## Job
In the listing below, change every "Patent image size" to "Drawing dimensions" and leave everything else as it is.

'''

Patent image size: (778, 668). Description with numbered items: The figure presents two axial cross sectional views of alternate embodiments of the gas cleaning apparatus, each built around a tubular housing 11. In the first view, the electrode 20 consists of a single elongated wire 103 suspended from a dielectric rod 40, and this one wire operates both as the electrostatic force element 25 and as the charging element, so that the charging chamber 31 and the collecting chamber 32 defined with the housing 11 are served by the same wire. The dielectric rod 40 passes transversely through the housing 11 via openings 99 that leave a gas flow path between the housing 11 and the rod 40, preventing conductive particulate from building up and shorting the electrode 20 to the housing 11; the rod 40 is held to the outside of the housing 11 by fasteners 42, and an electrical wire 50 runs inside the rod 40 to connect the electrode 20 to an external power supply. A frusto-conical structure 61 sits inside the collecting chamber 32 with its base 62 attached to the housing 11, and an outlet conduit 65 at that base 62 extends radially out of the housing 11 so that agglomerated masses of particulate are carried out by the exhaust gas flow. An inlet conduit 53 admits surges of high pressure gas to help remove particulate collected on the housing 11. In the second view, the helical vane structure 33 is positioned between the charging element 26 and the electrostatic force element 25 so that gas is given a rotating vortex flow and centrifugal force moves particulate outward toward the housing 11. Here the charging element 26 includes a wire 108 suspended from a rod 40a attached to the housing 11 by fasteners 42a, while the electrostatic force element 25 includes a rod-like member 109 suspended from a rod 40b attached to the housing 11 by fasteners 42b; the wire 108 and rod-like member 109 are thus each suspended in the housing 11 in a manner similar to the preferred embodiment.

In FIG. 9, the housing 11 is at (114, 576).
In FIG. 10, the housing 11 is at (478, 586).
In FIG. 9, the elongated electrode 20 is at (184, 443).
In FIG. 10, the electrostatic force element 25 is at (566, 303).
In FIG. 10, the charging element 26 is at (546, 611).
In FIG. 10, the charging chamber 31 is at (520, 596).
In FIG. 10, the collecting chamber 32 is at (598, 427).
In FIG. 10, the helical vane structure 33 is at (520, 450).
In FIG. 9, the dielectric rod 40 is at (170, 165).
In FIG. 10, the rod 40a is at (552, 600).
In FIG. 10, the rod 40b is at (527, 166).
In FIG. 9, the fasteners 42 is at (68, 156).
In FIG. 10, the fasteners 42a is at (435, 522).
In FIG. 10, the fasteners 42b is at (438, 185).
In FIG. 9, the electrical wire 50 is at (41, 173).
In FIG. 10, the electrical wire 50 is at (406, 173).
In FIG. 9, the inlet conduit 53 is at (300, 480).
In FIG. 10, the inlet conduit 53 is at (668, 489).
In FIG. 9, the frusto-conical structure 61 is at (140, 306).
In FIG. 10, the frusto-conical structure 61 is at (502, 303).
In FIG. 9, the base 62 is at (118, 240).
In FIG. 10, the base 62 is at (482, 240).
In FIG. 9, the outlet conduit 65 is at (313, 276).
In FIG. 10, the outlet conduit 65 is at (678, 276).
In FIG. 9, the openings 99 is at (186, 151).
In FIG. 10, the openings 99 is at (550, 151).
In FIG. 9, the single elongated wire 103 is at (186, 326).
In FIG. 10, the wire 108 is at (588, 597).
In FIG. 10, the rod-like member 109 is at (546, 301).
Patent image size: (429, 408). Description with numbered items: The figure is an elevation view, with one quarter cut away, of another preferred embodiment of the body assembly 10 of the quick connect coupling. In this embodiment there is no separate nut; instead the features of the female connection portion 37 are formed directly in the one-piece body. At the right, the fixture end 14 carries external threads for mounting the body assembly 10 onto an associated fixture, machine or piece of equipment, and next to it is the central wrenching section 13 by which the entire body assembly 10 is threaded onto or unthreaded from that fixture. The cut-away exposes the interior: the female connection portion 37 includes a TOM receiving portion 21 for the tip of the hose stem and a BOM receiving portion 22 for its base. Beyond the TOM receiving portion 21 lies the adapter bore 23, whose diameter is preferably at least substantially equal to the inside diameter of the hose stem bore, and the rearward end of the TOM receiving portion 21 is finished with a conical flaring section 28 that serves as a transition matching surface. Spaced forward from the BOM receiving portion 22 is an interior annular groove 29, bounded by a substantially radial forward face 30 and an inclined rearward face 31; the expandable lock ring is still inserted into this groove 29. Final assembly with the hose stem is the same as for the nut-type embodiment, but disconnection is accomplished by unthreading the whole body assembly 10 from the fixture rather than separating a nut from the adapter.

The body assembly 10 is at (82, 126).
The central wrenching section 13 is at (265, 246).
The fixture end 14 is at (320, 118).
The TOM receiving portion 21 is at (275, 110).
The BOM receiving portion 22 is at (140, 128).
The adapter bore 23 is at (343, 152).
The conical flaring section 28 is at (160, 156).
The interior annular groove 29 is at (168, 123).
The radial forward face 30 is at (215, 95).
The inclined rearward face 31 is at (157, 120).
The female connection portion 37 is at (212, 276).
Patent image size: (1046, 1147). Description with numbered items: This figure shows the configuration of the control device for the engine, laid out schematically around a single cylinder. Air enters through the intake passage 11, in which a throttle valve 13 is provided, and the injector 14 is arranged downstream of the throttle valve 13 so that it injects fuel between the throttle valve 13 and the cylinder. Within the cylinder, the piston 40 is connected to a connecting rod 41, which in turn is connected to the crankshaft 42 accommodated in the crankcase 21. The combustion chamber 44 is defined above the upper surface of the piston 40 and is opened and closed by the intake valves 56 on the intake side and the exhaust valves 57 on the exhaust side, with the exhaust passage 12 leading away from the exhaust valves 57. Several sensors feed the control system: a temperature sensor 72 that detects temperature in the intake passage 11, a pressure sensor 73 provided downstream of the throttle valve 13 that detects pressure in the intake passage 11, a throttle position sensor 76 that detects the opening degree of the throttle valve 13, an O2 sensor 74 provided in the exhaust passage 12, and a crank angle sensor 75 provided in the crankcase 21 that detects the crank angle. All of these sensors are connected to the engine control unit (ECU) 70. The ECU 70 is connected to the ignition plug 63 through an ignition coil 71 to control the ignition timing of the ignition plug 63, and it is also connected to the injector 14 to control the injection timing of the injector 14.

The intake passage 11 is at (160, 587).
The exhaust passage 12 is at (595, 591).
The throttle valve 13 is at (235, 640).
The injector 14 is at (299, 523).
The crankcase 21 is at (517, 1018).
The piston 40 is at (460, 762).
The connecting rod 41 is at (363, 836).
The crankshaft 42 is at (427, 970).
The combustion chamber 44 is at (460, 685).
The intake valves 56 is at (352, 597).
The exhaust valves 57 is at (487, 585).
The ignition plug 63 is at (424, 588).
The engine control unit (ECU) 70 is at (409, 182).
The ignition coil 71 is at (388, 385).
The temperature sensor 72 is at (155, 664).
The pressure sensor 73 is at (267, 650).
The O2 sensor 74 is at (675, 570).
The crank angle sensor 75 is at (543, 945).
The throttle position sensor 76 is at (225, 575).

'''

## Response for this exercise
Drawing dimensions: (778, 668). Description with numbered items: The figure presents two axial cross sectional views of alternate embodiments of the gas cleaning apparatus, each built around a tubular housing 11. In the first view, the electrode 20 consists of a single elongated wire 103 suspended from a dielectric rod 40, and this one wire operates both as the electrostatic force element 25 and as the charging element, so that the charging chamber 31 and the collecting chamber 32 defined with the housing 11 are served by the same wire. The dielectric rod 40 passes transversely through the housing 11 via openings 99 that leave a gas flow path between the housing 11 and the rod 40, preventing conductive particulate from building up and shorting the electrode 20 to the housing 11; the rod 40 is held to the outside of the housing 11 by fasteners 42, and an electrical wire 50 runs inside the rod 40 to connect the electrode 20 to an external power supply. A frusto-conical structure 61 sits inside the collecting chamber 32 with its base 62 attached to the housing 11, and an outlet conduit 65 at that base 62 extends radially out of the housing 11 so that agglomerated masses of particulate are carried out by the exhaust gas flow. An inlet conduit 53 admits surges of high pressure gas to help remove particulate collected on the housing 11. In the second view, the helical vane structure 33 is positioned between the charging element 26 and the electrostatic force element 25 so that gas is given a rotating vortex flow and centrifugal force moves particulate outward toward the housing 11. Here the charging element 26 includes a wire 108 suspended from a rod 40a attached to the housing 11 by fasteners 42a, while the electrostatic force element 25 includes a rod-like member 109 suspended from a rod 40b attached to the housing 11 by fasteners 42b; the wire 108 and rod-like member 109 are thus each suspended in the housing 11 in a manner similar to the preferred embodiment.

In FIG. 9, the housing 11 is at (114, 576).
In FIG. 10, the housing 11 is at (478, 586).
In FIG. 9, the elongated electrode 20 is at (184, 443).
In FIG. 10, the electrostatic force element 25 is at (566, 303).
In FIG. 10, the charging element 26 is at (546, 611).
In FIG. 10, the charging chamber 31 is at (520, 596).
In FIG. 10, the collecting chamber 32 is at (598, 427).
In FIG. 10, the helical vane structure 33 is at (520, 450).
In FIG. 9, the dielectric rod 40 is at (170, 165).
In FIG. 10, the rod 40a is at (552, 600).
In FIG. 10, the rod 40b is at (527, 166).
In FIG. 9, the fasteners 42 is at (68, 156).
In FIG. 10, the fasteners 42a is at (435, 522).
In FIG. 10, the fasteners 42b is at (438, 185).
In FIG. 9, the electrical wire 50 is at (41, 173).
In FIG. 10, the electrical wire 50 is at (406, 173).
In FIG. 9, the inlet conduit 53 is at (300, 480).
In FIG. 10, the inlet conduit 53 is at (668, 489).
In FIG. 9, the frusto-conical structure 61 is at (140, 306).
In FIG. 10, the frusto-conical structure 61 is at (502, 303).
In FIG. 9, the base 62 is at (118, 240).
In FIG. 10, the base 62 is at (482, 240).
In FIG. 9, the outlet conduit 65 is at (313, 276).
In FIG. 10, the outlet conduit 65 is at (678, 276).
In FIG. 9, the openings 99 is at (186, 151).
In FIG. 10, the openings 99 is at (550, 151).
In FIG. 9, the single elongated wire 103 is at (186, 326).
In FIG. 10, the wire 108 is at (588, 597).
In FIG. 10, the rod-like member 109 is at (546, 301).
Drawing dimensions: (429, 408). Description with numbered items: The figure is an elevation view, with one quarter cut away, of another preferred embodiment of the body assembly 10 of the quick connect coupling. In this embodiment there is no separate nut; instead the features of the female connection portion 37 are formed directly in the one-piece body. At the right, the fixture end 14 carries external threads for mounting the body assembly 10 onto an associated fixture, machine or piece of equipment, and next to it is the central wrenching section 13 by which the entire body assembly 10 is threaded onto or unthreaded from that fixture. The cut-away exposes the interior: the female connection portion 37 includes a TOM receiving portion 21 for the tip of the hose stem and a BOM receiving portion 22 for its base. Beyond the TOM receiving portion 21 lies the adapter bore 23, whose diameter is preferably at least substantially equal to the inside diameter of the hose stem bore, and the rearward end of the TOM receiving portion 21 is finished with a conical flaring section 28 that serves as a transition matching surface. Spaced forward from the BOM receiving portion 22 is an interior annular groove 29, bounded by a substantially radial forward face 30 and an inclined rearward face 31; the expandable lock ring is still inserted into this groove 29. Final assembly with the hose stem is the same as for the nut-type embodiment, but disconnection is accomplished by unthreading the whole body assembly 10 from the fixture rather than separating a nut from the adapter.

The body assembly 10 is at (82, 126).
The central wrenching section 13 is at (265, 246).
The fixture end 14 is at (320, 118).
The TOM receiving portion 21 is at (275, 110).
The BOM receiving portion 22 is at (140, 128).
The adapter bore 23 is at (343, 152).
The conical flaring section 28 is at (160, 156).
The interior annular groove 29 is at (168, 123).
The radial forward face 30 is at (215, 95).
The inclined rearward face 31 is at (157, 120).
The female connection portion 37 is at (212, 276).
Drawing dimensions: (1046, 1147). Description with numbered items: This figure shows the configuration of the control device for the engine, laid out schematically around a single cylinder. Air enters through the intake passage 11, in which a throttle valve 13 is provided, and the injector 14 is arranged downstream of the throttle valve 13 so that it injects fuel between the throttle valve 13 and the cylinder. Within the cylinder, the piston 40 is connected to a connecting rod 41, which in turn is connected to the crankshaft 42 accommodated in the crankcase 21. The combustion chamber 44 is defined above the upper surface of the piston 40 and is opened and closed by the intake valves 56 on the intake side and the exhaust valves 57 on the exhaust side, with the exhaust passage 12 leading away from the exhaust valves 57. Several sensors feed the control system: a temperature sensor 72 that detects temperature in the intake passage 11, a pressure sensor 73 provided downstream of the throttle valve 13 that detects pressure in the intake passage 11, a throttle position sensor 76 that detects the opening degree of the throttle valve 13, an O2 sensor 74 provided in the exhaust passage 12, and a crank angle sensor 75 provided in the crankcase 21 that detects the crank angle. All of these sensors are connected to the engine control unit (ECU) 70. The ECU 70 is connected to the ignition plug 63 through an ignition coil 71 to control the ignition timing of the ignition plug 63, and it is also connected to the injector 14 to control the injection timing of the injector 14.

The intake passage 11 is at (160, 587).
The exhaust passage 12 is at (595, 591).
The throttle valve 13 is at (235, 640).
The injector 14 is at (299, 523).
The crankcase 21 is at (517, 1018).
The piston 40 is at (460, 762).
The connecting rod 41 is at (363, 836).
The crankshaft 42 is at (427, 970).
The combustion chamber 44 is at (460, 685).
The intake valves 56 is at (352, 597).
The exhaust valves 57 is at (487, 585).
The ignition plug 63 is at (424, 588).
The engine control unit (ECU) 70 is at (409, 182).
The ignition coil 71 is at (388, 385).
The temperature sensor 72 is at (155, 664).
The pressure sensor 73 is at (267, 650).
The O2 sensor 74 is at (675, 570).
The crank angle sensor 75 is at (543, 945).
The throttle position sensor 76 is at (225, 575).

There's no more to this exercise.